• Tasks to perform:
A – Do the following statements agree with the logging API reference? Answer yes or no for each, quoting the words from the text that decide it. (i) The Python proxy forwards core calls to the Rust backend. (ii) The `async_write` option of `logger.add` defaults to False. (iii) `logger.add` returns a handler id as an integer.
B – Continue the logging API reference from the point where it stops.

• Excerpt to read:
Outputs median (p50), p95, and p99 latencies to help gauge tail behavior and identify performance outliers.


## API reference (current features)

The Python `logger` is a small proxy around the Rust `PyLogger`. The proxy adds convenience features like `bind()` and `contextualize()` while forwarding core calls to the Rust backend.

Creation
- `logger` — global proxy instance exported from `logly`.

Configuration & sinks

- `logger.add(sink: str | None = None, *, rotation: str | None = None, size_limit: str | None = None, retention: int | None = None, filter_min_level: str | None = None, filter_module: str | None = None, filter_function: str | None = None, async_write: bool = True, date_style: str | None = None, date_enabled: bool = False) -> int`
	- Add a sink. Use `"console"` for stdout/stderr or a file path to write logs to disk. Returns a handler id (int).

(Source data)
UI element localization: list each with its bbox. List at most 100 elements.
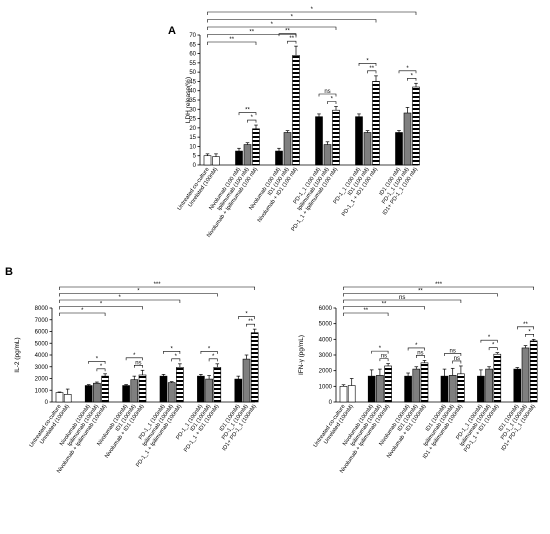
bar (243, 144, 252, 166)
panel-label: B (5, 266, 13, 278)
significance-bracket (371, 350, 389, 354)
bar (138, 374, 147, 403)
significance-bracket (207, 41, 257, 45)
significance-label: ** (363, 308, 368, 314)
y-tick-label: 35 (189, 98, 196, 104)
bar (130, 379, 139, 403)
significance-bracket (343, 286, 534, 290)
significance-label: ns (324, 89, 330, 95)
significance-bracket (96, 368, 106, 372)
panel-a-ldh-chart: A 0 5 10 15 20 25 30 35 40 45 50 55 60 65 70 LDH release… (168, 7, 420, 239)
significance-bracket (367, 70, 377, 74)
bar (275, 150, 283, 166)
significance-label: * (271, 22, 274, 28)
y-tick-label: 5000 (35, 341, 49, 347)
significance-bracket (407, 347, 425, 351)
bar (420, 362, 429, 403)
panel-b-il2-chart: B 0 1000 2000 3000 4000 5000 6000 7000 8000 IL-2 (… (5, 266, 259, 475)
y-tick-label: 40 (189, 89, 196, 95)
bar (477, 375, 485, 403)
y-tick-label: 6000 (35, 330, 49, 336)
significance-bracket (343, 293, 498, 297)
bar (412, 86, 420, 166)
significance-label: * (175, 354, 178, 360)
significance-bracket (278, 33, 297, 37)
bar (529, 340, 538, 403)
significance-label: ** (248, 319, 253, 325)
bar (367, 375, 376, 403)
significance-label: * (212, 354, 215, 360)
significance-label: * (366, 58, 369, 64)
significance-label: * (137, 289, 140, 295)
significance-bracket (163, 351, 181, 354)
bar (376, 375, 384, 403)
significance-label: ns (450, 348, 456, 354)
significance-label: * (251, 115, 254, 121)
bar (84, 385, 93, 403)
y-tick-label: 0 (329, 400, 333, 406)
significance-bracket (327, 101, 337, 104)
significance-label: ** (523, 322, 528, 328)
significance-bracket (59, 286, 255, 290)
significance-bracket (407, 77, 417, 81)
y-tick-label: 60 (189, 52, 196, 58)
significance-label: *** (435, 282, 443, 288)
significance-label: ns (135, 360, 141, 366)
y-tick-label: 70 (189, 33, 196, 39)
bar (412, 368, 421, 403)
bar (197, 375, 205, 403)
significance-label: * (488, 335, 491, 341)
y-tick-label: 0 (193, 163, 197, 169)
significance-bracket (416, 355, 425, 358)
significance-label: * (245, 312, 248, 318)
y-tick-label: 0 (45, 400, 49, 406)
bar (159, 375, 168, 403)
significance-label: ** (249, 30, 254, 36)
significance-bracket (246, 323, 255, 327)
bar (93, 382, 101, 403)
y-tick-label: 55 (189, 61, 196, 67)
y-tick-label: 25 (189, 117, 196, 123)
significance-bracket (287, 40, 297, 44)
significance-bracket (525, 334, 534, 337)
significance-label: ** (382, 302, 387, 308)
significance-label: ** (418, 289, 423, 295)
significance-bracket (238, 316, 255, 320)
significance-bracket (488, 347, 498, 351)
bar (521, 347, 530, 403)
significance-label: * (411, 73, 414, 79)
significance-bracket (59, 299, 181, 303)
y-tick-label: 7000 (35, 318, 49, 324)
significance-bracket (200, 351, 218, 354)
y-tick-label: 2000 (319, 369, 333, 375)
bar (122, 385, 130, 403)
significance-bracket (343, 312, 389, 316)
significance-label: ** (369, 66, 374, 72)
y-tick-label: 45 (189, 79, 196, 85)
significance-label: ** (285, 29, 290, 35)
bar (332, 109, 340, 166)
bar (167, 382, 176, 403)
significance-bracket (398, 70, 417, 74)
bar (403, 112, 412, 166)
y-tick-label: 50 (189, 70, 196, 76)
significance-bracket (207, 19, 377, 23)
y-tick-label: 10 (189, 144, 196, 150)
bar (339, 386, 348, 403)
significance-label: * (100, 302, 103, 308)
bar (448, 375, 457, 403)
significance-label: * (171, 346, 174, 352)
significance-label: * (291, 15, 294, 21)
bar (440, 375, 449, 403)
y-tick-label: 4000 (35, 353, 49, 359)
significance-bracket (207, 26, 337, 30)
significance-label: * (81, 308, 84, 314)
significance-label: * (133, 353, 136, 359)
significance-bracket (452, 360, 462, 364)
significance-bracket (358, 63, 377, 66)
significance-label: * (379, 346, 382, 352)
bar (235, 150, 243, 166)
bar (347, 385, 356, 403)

• Outputs by task:
A –
(i) Yes: "forwarding core calls to the Rust backend"
(ii) No: "async_write: bool = True"
(iii) Yes: "Returns a handler id (int)."

B –
	- `rotation`: `"daily" | "hourly" | "minutely" | "never"` (rolling appender). Can be combined with size-based rotation.
	- `size_limit`: **File size limits** - `"500B" | "5KB" | "10MB" | "1GB" | "500MB"` etc. (size-based rotation). When file reaches this size, it rotates. Can be combined with time-based rotation for more complex policies.
	- `retention`: Maximum number of rotated files to keep. Older files are automatically deleted on rollover. Set to `None` for unlimited retention.
	- `date_style`: `"before_ext"` (default) or `"prefix"` — controls where the rotation timestamp is placed in the filename.
	  - `"before_ext"`: `app.2025-08-22.log` (date before file extension)
	  - `"prefix"`: `2025-08-22.app.log` (date as prefix)
	- `date_enabled`: when `False` (default) no date is appended to filenames even if rotation is set; set to `True` to enable dated filenames.
	- `filter_min_level`: only write to this file if the record level is >= this level (e.g., `"INFO"`, `"WARNING"`, `"ERROR"`).
	- `filter_module`: only write if the callsite module matches this string (e.g., `"myapp.handlers"`, `"django.db"`).
	- `filter_function`: only write if the callsite function matches this string (e.g., `"process_data"`, `"handle_request"`).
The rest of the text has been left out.